(Instructions to follow) Within the records below, find each line that holds the string "title", then copy it.

(Stored rows)
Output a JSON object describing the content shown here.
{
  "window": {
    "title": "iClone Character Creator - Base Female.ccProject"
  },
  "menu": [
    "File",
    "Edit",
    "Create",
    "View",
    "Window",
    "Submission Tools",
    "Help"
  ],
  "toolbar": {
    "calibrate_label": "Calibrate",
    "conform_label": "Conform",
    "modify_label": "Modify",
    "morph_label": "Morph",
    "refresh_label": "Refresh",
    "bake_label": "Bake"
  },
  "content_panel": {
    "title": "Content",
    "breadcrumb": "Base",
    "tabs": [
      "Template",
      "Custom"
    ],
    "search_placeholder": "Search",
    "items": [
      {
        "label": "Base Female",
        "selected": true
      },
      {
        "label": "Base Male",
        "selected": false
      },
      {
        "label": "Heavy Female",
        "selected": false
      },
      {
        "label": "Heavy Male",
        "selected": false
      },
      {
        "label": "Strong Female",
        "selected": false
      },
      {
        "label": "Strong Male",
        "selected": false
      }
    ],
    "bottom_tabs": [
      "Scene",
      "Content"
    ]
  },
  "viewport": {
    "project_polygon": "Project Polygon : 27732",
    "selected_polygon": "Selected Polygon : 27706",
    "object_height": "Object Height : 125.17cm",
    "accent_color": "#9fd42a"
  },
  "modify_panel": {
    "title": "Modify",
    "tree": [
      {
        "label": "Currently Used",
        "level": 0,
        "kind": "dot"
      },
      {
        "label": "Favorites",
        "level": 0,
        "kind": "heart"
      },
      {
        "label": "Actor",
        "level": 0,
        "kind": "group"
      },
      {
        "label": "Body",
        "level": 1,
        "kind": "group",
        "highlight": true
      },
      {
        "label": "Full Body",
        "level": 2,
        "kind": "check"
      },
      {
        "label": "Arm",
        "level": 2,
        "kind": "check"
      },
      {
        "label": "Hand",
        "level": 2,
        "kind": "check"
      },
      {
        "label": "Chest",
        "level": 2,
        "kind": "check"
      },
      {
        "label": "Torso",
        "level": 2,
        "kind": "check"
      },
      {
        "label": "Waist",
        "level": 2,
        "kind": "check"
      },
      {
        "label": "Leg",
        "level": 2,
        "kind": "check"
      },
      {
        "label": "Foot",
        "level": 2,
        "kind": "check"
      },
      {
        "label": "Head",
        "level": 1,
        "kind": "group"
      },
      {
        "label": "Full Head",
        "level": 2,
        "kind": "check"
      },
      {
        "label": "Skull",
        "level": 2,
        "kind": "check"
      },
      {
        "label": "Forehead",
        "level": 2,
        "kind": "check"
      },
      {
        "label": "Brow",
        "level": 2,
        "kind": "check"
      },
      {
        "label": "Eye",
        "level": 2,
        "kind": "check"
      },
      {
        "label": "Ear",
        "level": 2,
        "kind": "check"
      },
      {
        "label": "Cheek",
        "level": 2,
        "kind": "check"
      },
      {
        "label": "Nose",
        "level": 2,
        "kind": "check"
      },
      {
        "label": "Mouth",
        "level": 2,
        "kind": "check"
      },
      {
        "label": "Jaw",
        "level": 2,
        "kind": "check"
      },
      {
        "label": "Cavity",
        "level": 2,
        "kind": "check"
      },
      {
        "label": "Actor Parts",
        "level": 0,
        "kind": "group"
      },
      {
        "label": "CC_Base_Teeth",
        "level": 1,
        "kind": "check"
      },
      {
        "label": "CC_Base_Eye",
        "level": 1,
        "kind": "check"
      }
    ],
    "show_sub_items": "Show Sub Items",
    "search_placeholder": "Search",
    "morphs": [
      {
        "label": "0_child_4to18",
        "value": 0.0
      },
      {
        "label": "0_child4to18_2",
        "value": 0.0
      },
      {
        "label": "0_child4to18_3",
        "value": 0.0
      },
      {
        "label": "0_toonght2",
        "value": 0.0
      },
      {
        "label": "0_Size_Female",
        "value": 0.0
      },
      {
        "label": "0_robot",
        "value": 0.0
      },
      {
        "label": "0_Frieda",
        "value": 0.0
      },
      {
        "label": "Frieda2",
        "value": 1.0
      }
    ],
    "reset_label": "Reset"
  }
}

(Correct response)
    "title": "iClone Character Creator - Base Female.ccProject"
    "title": "Content",
    "title": "Modify",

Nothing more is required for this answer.